■ Aim ■
Tally how many lines hold the string "handle". Your reply should be that number alone.
--- Begin Dataset content ---
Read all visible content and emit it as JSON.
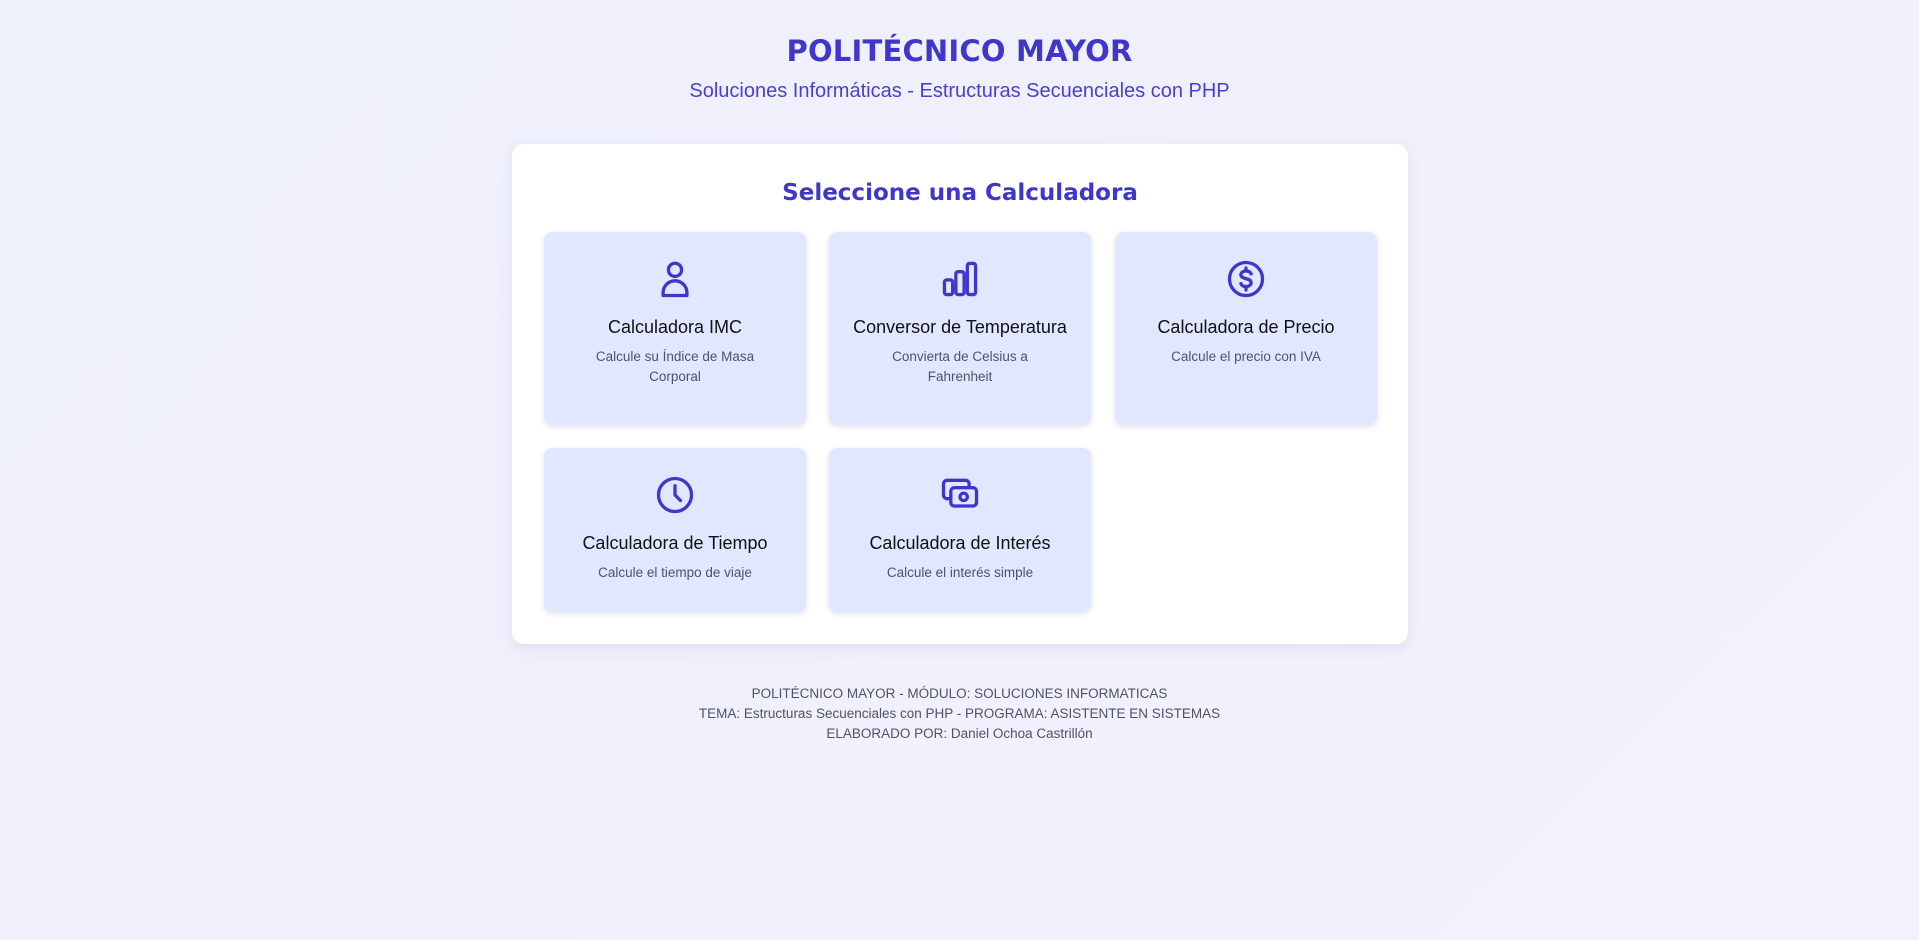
{
  "header": {
    "title": "POLITÉCNICO MAYOR",
    "subtitle": "Soluciones Informáticas - Estructuras Secuenciales con PHP"
  },
  "panel": {
    "heading": "Seleccione una Calculadora",
    "cards": [
      {
        "icon": "user-icon",
        "title": "Calculadora IMC",
        "description": "Calcule su Índice de Masa Corporal"
      },
      {
        "icon": "bar-chart-icon",
        "title": "Conversor de Temperatura",
        "description": "Convierta de Celsius a Fahrenheit"
      },
      {
        "icon": "dollar-circle-icon",
        "title": "Calculadora de Precio",
        "description": "Calcule el precio con IVA"
      },
      {
        "icon": "clock-icon",
        "title": "Calculadora de Tiempo",
        "description": "Calcule el tiempo de viaje"
      },
      {
        "icon": "cash-icon",
        "title": "Calculadora de Interés",
        "description": "Calcule el interés simple"
      }
    ]
  },
  "footer": {
    "line1": "POLITÉCNICO MAYOR - MÓDULO: SOLUCIONES INFORMATICAS",
    "line2": "TEMA: Estructuras Secuenciales con PHP - PROGRAMA: ASISTENTE EN SISTEMAS",
    "line3": "ELABORADO POR: Daniel Ochoa Castrillón"
  },
  "colors": {
    "accent": "#3f37c9",
    "card_background": "#e0e7ff",
    "panel_background": "#ffffff"
  }
}
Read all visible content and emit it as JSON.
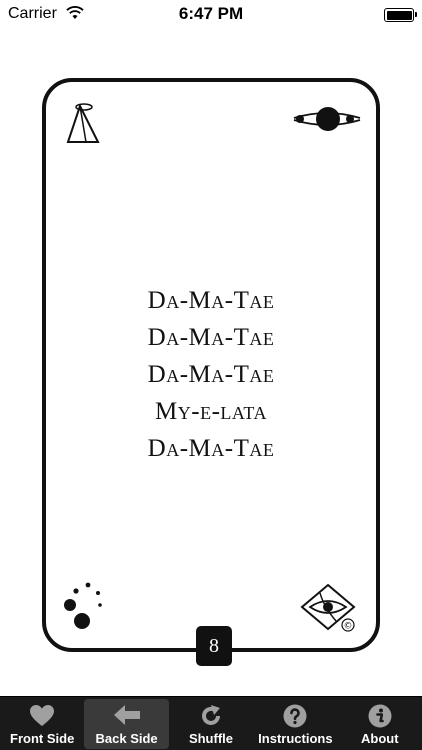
{
  "status_bar": {
    "carrier": "Carrier",
    "time": "6:47 PM",
    "wifi_icon": "wifi-icon",
    "battery_icon": "battery-full-icon"
  },
  "card": {
    "mantra_lines": [
      "Da-Ma-Tae",
      "Da-Ma-Tae",
      "Da-Ma-Tae",
      "My-e-lata",
      "Da-Ma-Tae"
    ],
    "number": "8",
    "copyright": "©",
    "icons": {
      "top_left": "pyramid-halo-icon",
      "top_right": "planet-orbit-icon",
      "bottom_left": "dots-cluster-icon",
      "bottom_right": "eye-diamond-icon"
    }
  },
  "tab_bar": {
    "active_index": 1,
    "tabs": [
      {
        "label": "Front Side",
        "icon": "heart-icon"
      },
      {
        "label": "Back Side",
        "icon": "arrow-left-icon"
      },
      {
        "label": "Shuffle",
        "icon": "refresh-icon"
      },
      {
        "label": "Instructions",
        "icon": "question-icon"
      },
      {
        "label": "About",
        "icon": "info-icon"
      }
    ]
  },
  "colors": {
    "card_border": "#111111",
    "tab_bar_bg": "#1a1a1a",
    "tab_active_bg": "#3a3a3a",
    "tab_icon": "#a0a0a0"
  }
}
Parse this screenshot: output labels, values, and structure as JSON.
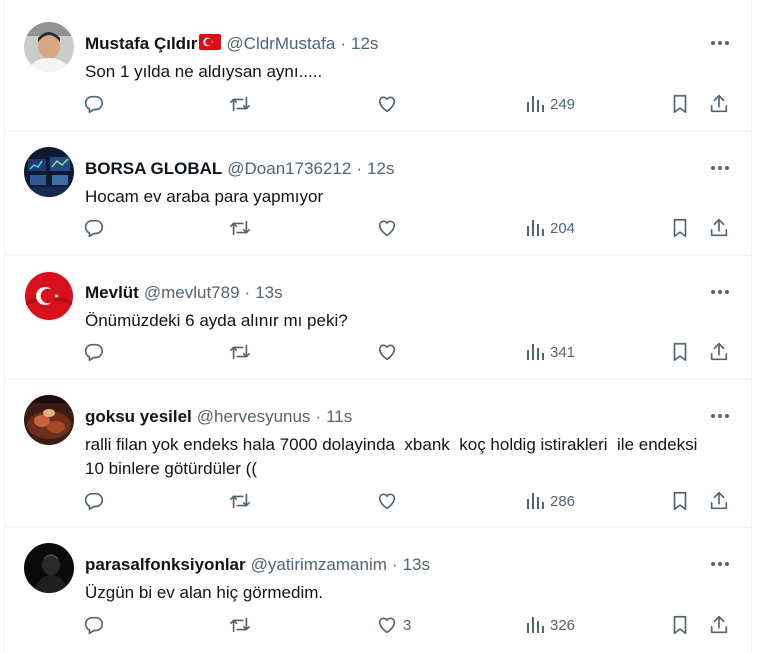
{
  "colors": {
    "text": "#0f1419",
    "muted": "#536471",
    "border": "#eff3f4"
  },
  "tweets": [
    {
      "name": "Mustafa Çıldır",
      "flag": "turkey-flag-emoji",
      "handle": "@CldrMustafa",
      "time": "12s",
      "text": "Son 1 yılda ne aldıysan aynı.....",
      "likes": "",
      "views": "249"
    },
    {
      "name": "BORSA GLOBAL",
      "handle": "@Doan1736212",
      "time": "12s",
      "text": "Hocam ev araba para yapmıyor",
      "likes": "",
      "views": "204"
    },
    {
      "name": "Mevlüt",
      "handle": "@mevlut789",
      "time": "13s",
      "text": "Önümüzdeki 6 ayda alınır mı peki?",
      "likes": "",
      "views": "341"
    },
    {
      "name": "goksu yesilel",
      "handle": "@hervesyunus",
      "time": "11s",
      "text": "ralli filan yok endeks hala 7000 dolayinda  xbank  koç holdig istirakleri  ile endeksi  10 binlere götürdüler ((",
      "likes": "",
      "views": "286"
    },
    {
      "name": "parasalfonksiyonlar",
      "handle": "@yatirimzamanim",
      "time": "13s",
      "text": "Üzgün bi ev alan hiç görmedim.",
      "likes": "3",
      "views": "326"
    }
  ],
  "separator": "·"
}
--- End Dataset content ---
■ Solved exercise ■
5